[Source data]
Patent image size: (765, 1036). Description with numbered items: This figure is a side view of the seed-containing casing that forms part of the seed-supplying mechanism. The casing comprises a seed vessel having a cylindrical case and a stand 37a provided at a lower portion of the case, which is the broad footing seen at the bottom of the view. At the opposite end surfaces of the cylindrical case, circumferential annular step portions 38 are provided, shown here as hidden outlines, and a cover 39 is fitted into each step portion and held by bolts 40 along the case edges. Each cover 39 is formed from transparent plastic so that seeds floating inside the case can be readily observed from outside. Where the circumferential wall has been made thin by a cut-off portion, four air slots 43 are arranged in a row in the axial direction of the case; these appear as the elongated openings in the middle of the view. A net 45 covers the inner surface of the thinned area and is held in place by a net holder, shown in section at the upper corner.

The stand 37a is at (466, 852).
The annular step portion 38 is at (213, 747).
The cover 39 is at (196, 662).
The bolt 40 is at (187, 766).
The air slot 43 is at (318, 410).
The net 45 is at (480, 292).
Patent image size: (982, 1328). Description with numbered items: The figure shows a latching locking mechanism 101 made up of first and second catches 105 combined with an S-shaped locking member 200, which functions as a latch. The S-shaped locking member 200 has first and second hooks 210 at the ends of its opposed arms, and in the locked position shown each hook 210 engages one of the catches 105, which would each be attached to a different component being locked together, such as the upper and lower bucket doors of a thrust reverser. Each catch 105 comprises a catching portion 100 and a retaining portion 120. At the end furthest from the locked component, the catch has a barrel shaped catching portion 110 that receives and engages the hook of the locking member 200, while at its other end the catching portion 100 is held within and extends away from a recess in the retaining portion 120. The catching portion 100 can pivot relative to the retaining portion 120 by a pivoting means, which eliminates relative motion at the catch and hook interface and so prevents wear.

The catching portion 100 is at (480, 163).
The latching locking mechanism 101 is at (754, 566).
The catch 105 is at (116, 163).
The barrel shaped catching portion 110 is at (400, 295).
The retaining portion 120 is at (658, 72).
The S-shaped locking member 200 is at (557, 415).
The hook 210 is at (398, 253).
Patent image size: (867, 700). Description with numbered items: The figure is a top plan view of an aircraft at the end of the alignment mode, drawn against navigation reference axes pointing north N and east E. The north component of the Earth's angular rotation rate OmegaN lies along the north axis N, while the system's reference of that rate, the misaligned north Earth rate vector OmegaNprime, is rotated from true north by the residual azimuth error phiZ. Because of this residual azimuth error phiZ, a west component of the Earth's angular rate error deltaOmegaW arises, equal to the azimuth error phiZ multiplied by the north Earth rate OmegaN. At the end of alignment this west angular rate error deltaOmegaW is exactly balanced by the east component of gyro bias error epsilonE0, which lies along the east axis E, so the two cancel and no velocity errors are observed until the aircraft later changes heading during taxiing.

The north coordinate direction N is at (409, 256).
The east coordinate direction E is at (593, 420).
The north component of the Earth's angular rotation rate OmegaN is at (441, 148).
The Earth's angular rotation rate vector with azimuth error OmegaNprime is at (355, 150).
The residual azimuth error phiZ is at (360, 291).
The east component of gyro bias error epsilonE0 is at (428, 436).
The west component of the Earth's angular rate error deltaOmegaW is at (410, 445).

* * *

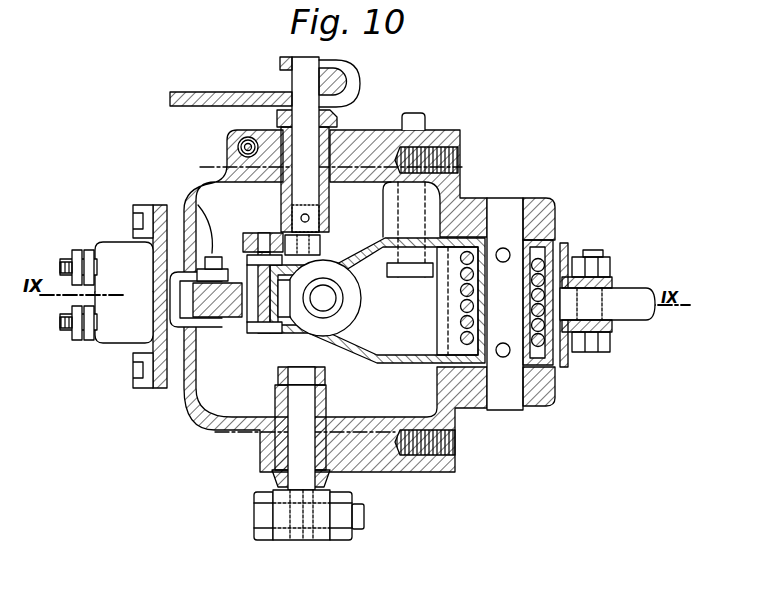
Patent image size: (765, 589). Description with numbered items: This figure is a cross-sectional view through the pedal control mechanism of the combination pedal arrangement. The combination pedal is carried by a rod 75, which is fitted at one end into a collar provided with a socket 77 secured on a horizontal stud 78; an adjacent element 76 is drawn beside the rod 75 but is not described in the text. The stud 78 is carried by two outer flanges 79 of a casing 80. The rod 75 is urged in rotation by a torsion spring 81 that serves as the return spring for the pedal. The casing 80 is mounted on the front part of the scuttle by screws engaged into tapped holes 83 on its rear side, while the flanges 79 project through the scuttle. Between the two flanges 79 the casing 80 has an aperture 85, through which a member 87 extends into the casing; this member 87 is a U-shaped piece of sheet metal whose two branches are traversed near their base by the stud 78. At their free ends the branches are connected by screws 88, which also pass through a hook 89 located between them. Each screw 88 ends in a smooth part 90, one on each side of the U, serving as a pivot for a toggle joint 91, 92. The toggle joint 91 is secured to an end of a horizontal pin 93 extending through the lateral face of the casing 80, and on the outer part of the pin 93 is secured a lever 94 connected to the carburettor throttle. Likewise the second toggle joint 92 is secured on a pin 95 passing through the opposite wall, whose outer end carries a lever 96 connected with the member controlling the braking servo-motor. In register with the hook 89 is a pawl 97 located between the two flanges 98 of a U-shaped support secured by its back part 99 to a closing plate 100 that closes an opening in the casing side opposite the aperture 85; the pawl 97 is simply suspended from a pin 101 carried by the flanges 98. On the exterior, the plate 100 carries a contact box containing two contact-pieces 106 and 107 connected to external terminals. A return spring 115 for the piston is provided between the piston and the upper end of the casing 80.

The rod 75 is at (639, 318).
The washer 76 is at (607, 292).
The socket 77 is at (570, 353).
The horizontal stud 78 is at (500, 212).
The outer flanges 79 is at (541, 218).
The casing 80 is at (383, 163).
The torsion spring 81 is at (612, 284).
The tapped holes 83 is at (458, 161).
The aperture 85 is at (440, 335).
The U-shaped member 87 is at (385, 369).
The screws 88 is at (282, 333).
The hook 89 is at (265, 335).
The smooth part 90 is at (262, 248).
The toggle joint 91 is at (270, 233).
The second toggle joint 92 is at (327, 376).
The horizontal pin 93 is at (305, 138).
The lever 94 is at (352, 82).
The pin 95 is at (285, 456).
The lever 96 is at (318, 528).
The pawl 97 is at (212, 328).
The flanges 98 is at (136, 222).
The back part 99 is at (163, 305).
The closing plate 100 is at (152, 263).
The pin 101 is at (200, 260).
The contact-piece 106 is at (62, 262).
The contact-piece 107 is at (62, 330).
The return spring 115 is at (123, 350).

* * *

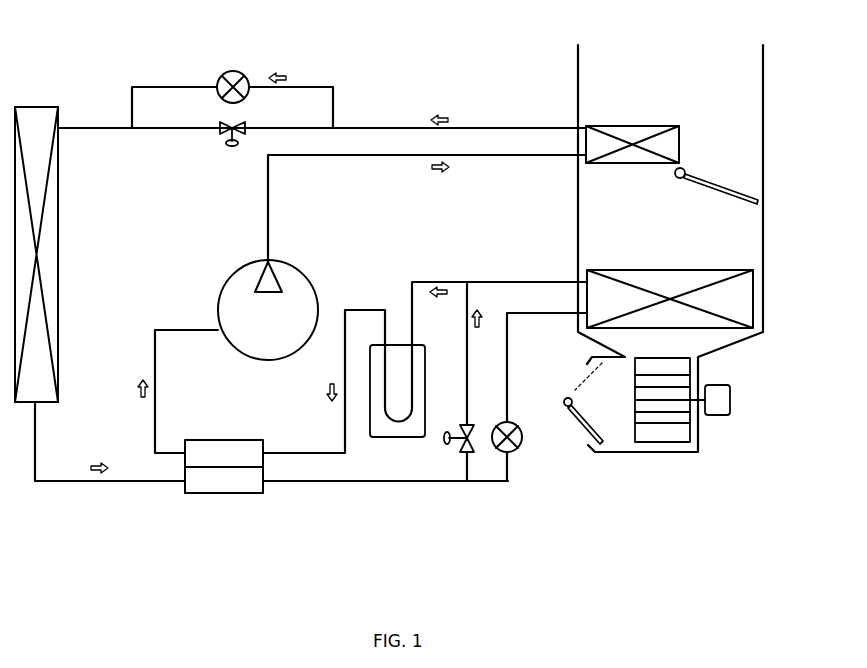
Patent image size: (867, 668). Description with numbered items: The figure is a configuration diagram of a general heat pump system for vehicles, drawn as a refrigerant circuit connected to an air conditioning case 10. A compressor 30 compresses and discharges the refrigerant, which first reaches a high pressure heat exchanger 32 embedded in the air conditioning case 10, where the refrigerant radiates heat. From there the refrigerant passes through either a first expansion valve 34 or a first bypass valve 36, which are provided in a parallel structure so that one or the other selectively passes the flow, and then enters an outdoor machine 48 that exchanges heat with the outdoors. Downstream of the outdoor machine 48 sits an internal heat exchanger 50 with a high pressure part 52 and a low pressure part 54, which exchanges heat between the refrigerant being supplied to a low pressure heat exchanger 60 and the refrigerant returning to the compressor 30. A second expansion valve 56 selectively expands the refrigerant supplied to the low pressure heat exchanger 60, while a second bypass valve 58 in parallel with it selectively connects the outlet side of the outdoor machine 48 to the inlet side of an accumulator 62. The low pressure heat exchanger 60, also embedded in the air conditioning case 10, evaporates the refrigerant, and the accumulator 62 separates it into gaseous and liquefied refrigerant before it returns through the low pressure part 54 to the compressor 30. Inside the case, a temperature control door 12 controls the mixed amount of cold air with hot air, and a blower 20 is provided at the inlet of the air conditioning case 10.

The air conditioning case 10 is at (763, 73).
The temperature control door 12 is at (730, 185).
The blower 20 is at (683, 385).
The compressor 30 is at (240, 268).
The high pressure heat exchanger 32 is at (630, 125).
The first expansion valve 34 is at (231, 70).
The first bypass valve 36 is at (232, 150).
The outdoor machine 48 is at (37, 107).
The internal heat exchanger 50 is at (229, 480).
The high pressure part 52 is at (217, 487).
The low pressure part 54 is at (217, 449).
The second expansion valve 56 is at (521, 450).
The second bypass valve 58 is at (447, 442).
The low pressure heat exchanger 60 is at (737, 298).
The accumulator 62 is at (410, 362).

What is expected: Transcribe the lines starting with the line that contains "Patent image size: (867, 668)." and going on through the line that contains "The high pressure heat", copying each one exactly.

Response:
Patent image size: (867, 668). Description with numbered items: The figure is a configuration diagram of a general heat pump system for vehicles, drawn as a refrigerant circuit connected to an air conditioning case 10. A compressor 30 compresses and discharges the refrigerant, which first reaches a high pressure heat exchanger 32 embedded in the air conditioning case 10, where the refrigerant radiates heat. From there the refrigerant passes through either a first expansion valve 34 or a first bypass valve 36, which are provided in a parallel structure so that one or the other selectively passes the flow, and then enters an outdoor machine 48 that exchanges heat with the outdoors. Downstream of the outdoor machine 48 sits an internal heat exchanger 50 with a high pressure part 52 and a low pressure part 54, which exchanges heat between the refrigerant being supplied to a low pressure heat exchanger 60 and the refrigerant returning to the compressor 30. A second expansion valve 56 selectively expands the refrigerant supplied to the low pressure heat exchanger 60, while a second bypass valve 58 in parallel with it selectively connects the outlet side of the outdoor machine 48 to the inlet side of an accumulator 62. The low pressure heat exchanger 60, also embedded in the air conditioning case 10, evaporates the refrigerant, and the accumulator 62 separates it into gaseous and liquefied refrigerant before it returns through the low pressure part 54 to the compressor 30. Inside the case, a temperature control door 12 controls the mixed amount of cold air with hot air, and a blower 20 is provided at the inlet of the air conditioning case 10.

The air conditioning case 10 is at (763, 73).
The temperature control door 12 is at (730, 185).
The blower 20 is at (683, 385).
The compressor 30 is at (240, 268).
The high pressure heat exchanger 32 is at (630, 125).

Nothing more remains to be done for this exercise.